### [AVAILABLE RECORDS]
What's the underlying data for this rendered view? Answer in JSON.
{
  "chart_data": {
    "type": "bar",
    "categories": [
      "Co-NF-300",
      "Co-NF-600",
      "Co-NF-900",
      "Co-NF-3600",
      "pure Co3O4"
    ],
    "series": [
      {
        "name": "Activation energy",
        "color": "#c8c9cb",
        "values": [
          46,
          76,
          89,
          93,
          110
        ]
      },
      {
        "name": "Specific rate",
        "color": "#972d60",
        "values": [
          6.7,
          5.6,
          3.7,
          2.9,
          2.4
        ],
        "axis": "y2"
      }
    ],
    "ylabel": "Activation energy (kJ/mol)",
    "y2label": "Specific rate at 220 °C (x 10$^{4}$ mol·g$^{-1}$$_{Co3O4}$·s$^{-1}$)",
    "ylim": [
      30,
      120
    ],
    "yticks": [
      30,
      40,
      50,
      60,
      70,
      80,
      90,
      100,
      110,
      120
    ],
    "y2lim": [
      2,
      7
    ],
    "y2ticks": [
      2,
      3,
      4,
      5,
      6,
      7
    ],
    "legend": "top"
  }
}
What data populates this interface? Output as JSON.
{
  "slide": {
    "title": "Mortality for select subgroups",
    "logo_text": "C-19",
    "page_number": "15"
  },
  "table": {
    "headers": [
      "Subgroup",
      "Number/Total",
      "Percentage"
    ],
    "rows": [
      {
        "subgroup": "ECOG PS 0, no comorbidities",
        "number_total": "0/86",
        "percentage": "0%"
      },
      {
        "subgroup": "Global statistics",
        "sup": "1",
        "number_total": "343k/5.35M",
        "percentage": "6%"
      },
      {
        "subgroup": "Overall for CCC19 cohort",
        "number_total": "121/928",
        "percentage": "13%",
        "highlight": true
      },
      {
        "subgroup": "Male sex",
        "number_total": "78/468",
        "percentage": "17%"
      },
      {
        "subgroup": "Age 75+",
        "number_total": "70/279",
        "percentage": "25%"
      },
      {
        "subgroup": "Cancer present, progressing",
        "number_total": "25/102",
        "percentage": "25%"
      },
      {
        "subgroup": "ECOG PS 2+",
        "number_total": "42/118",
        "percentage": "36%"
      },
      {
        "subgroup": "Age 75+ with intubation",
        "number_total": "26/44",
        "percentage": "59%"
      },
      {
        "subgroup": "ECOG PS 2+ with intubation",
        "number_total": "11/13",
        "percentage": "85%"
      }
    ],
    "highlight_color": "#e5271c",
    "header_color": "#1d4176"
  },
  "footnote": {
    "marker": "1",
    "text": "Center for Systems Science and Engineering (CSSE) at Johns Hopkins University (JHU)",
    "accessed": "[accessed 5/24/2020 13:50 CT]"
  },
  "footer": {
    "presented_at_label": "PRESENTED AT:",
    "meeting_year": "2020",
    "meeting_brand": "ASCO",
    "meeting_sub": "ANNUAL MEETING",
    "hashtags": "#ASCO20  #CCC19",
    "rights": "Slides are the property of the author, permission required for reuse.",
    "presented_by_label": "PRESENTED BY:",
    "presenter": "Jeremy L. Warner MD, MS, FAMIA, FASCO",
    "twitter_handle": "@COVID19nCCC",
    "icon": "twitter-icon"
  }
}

### [PROBLEM STATEMENT]
Extract the full listing above without alteration.

### [RESULT]
What's the underlying data for this rendered view? Answer in JSON.
{
  "chart_data": {
    "type": "bar",
    "categories": [
      "Co-NF-300",
      "Co-NF-600",
      "Co-NF-900",
      "Co-NF-3600",
      "pure Co3O4"
    ],
    "series": [
      {
        "name": "Activation energy",
        "color": "#c8c9cb",
        "values": [
          46,
          76,
          89,
          93,
          110
        ]
      },
      {
        "name": "Specific rate",
        "color": "#972d60",
        "values": [
          6.7,
          5.6,
          3.7,
          2.9,
          2.4
        ],
        "axis": "y2"
      }
    ],
    "ylabel": "Activation energy (kJ/mol)",
    "y2label": "Specific rate at 220 °C (x 10$^{4}$ mol·g$^{-1}$$_{Co3O4}$·s$^{-1}$)",
    "ylim": [
      30,
      120
    ],
    "yticks": [
      30,
      40,
      50,
      60,
      70,
      80,
      90,
      100,
      110,
      120
    ],
    "y2lim": [
      2,
      7
    ],
    "y2ticks": [
      2,
      3,
      4,
      5,
      6,
      7
    ],
    "legend": "top"
  }
}
What data populates this interface? Output as JSON.
{
  "slide": {
    "title": "Mortality for select subgroups",
    "logo_text": "C-19",
    "page_number": "15"
  },
  "table": {
    "headers": [
      "Subgroup",
      "Number/Total",
      "Percentage"
    ],
    "rows": [
      {
        "subgroup": "ECOG PS 0, no comorbidities",
        "number_total": "0/86",
        "percentage": "0%"
      },
      {
        "subgroup": "Global statistics",
        "sup": "1",
        "number_total": "343k/5.35M",
        "percentage": "6%"
      },
      {
        "subgroup": "Overall for CCC19 cohort",
        "number_total": "121/928",
        "percentage": "13%",
        "highlight": true
      },
      {
        "subgroup": "Male sex",
        "number_total": "78/468",
        "percentage": "17%"
      },
      {
        "subgroup": "Age 75+",
        "number_total": "70/279",
        "percentage": "25%"
      },
      {
        "subgroup": "Cancer present, progressing",
        "number_total": "25/102",
        "percentage": "25%"
      },
      {
        "subgroup": "ECOG PS 2+",
        "number_total": "42/118",
        "percentage": "36%"
      },
      {
        "subgroup": "Age 75+ with intubation",
        "number_total": "26/44",
        "percentage": "59%"
      },
      {
        "subgroup": "ECOG PS 2+ with intubation",
        "number_total": "11/13",
        "percentage": "85%"
      }
    ],
    "highlight_color": "#e5271c",
    "header_color": "#1d4176"
  },
  "footnote": {
    "marker": "1",
    "text": "Center for Systems Science and Engineering (CSSE) at Johns Hopkins University (JHU)",
    "accessed": "[accessed 5/24/2020 13:50 CT]"
  },
  "footer": {
    "presented_at_label": "PRESENTED AT:",
    "meeting_year": "2020",
    "meeting_brand": "ASCO",
    "meeting_sub": "ANNUAL MEETING",
    "hashtags": "#ASCO20  #CCC19",
    "rights": "Slides are the property of the author, permission required for reuse.",
    "presented_by_label": "PRESENTED BY:",
    "presenter": "Jeremy L. Warner MD, MS, FAMIA, FASCO",
    "twitter_handle": "@COVID19nCCC",
    "icon": "twitter-icon"
  }
}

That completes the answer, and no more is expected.